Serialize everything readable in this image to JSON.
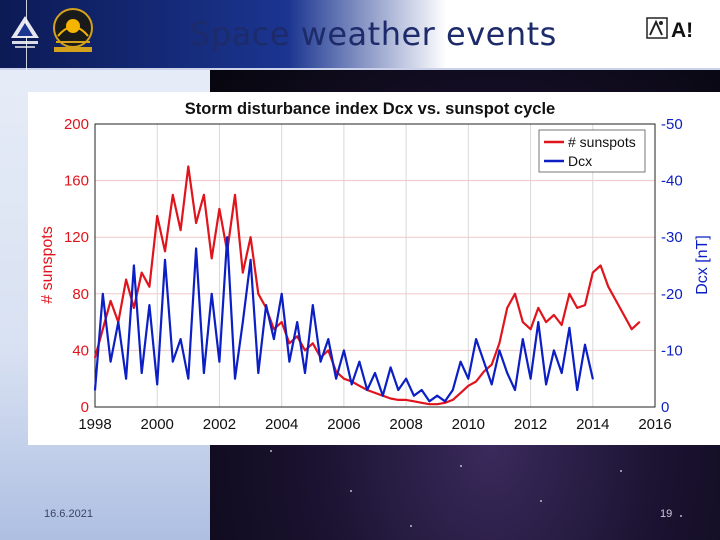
{
  "header": {
    "title": "Space weather events",
    "logo_right_text": "A!"
  },
  "footer": {
    "date": "16.6.2021",
    "page": "19"
  },
  "colors": {
    "sunspots": "#e0141c",
    "dcx": "#0b1fc4",
    "title": "#1d2b6b"
  },
  "chart_data": {
    "type": "line",
    "title": "Storm disturbance index Dcx vs. sunspot cycle",
    "xlim": [
      1998,
      2016
    ],
    "x_ticks": [
      "1998",
      "2000",
      "2002",
      "2004",
      "2006",
      "2008",
      "2010",
      "2012",
      "2014",
      "2016"
    ],
    "ylabel_left": "# sunspots",
    "ylim_left": [
      0,
      200
    ],
    "y_ticks_left": [
      "0",
      "40",
      "80",
      "120",
      "160",
      "200"
    ],
    "ylabel_right": "Dcx [nT]",
    "ylim_right": [
      0,
      -50
    ],
    "y_ticks_right": [
      "0",
      "-10",
      "-20",
      "-30",
      "-40",
      "-50"
    ],
    "grid": true,
    "legend": "top-right",
    "series": [
      {
        "name": "# sunspots",
        "axis": "left",
        "color": "#e0141c",
        "x": [
          1998.0,
          1998.25,
          1998.5,
          1998.75,
          1999.0,
          1999.25,
          1999.5,
          1999.75,
          2000.0,
          2000.25,
          2000.5,
          2000.75,
          2001.0,
          2001.25,
          2001.5,
          2001.75,
          2002.0,
          2002.25,
          2002.5,
          2002.75,
          2003.0,
          2003.25,
          2003.5,
          2003.75,
          2004.0,
          2004.25,
          2004.5,
          2004.75,
          2005.0,
          2005.25,
          2005.5,
          2005.75,
          2006.0,
          2006.25,
          2006.5,
          2006.75,
          2007.0,
          2007.25,
          2007.5,
          2007.75,
          2008.0,
          2008.25,
          2008.5,
          2008.75,
          2009.0,
          2009.25,
          2009.5,
          2009.75,
          2010.0,
          2010.25,
          2010.5,
          2010.75,
          2011.0,
          2011.25,
          2011.5,
          2011.75,
          2012.0,
          2012.25,
          2012.5,
          2012.75,
          2013.0,
          2013.25,
          2013.5,
          2013.75,
          2014.0,
          2014.25,
          2014.5,
          2014.75,
          2015.0,
          2015.25,
          2015.5
        ],
        "values": [
          35,
          55,
          75,
          60,
          90,
          70,
          95,
          85,
          135,
          110,
          150,
          125,
          170,
          130,
          150,
          105,
          140,
          110,
          150,
          95,
          120,
          80,
          70,
          55,
          60,
          45,
          50,
          40,
          45,
          35,
          40,
          25,
          20,
          18,
          15,
          12,
          10,
          8,
          6,
          5,
          5,
          4,
          3,
          2,
          2,
          3,
          5,
          10,
          15,
          18,
          25,
          30,
          45,
          70,
          80,
          60,
          55,
          70,
          60,
          65,
          58,
          80,
          70,
          72,
          95,
          100,
          85,
          75,
          65,
          55,
          60
        ]
      },
      {
        "name": "Dcx",
        "axis": "right",
        "color": "#0b1fc4",
        "x": [
          1998.0,
          1998.25,
          1998.5,
          1998.75,
          1999.0,
          1999.25,
          1999.5,
          1999.75,
          2000.0,
          2000.25,
          2000.5,
          2000.75,
          2001.0,
          2001.25,
          2001.5,
          2001.75,
          2002.0,
          2002.25,
          2002.5,
          2002.75,
          2003.0,
          2003.25,
          2003.5,
          2003.75,
          2004.0,
          2004.25,
          2004.5,
          2004.75,
          2005.0,
          2005.25,
          2005.5,
          2005.75,
          2006.0,
          2006.25,
          2006.5,
          2006.75,
          2007.0,
          2007.25,
          2007.5,
          2007.75,
          2008.0,
          2008.25,
          2008.5,
          2008.75,
          2009.0,
          2009.25,
          2009.5,
          2009.75,
          2010.0,
          2010.25,
          2010.5,
          2010.75,
          2011.0,
          2011.25,
          2011.5,
          2011.75,
          2012.0,
          2012.25,
          2012.5,
          2012.75,
          2013.0,
          2013.25,
          2013.5,
          2013.75,
          2014.0
        ],
        "values": [
          -3,
          -20,
          -8,
          -15,
          -5,
          -25,
          -6,
          -18,
          -4,
          -26,
          -8,
          -12,
          -5,
          -28,
          -6,
          -20,
          -8,
          -30,
          -5,
          -15,
          -26,
          -6,
          -18,
          -12,
          -20,
          -8,
          -15,
          -6,
          -18,
          -8,
          -12,
          -5,
          -10,
          -4,
          -8,
          -3,
          -6,
          -2,
          -7,
          -3,
          -5,
          -2,
          -3,
          -1,
          -2,
          -1,
          -3,
          -8,
          -5,
          -12,
          -8,
          -4,
          -10,
          -6,
          -3,
          -12,
          -5,
          -15,
          -4,
          -10,
          -6,
          -14,
          -3,
          -11,
          -5
        ]
      }
    ]
  }
}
※ ※ ※
What is required:
Look for "sunspots" and pull out every line that has it.

Expected answer:
    "sunspots": "#e0141c",
    "ylabel_left": "# sunspots",
        "name": "# sunspots",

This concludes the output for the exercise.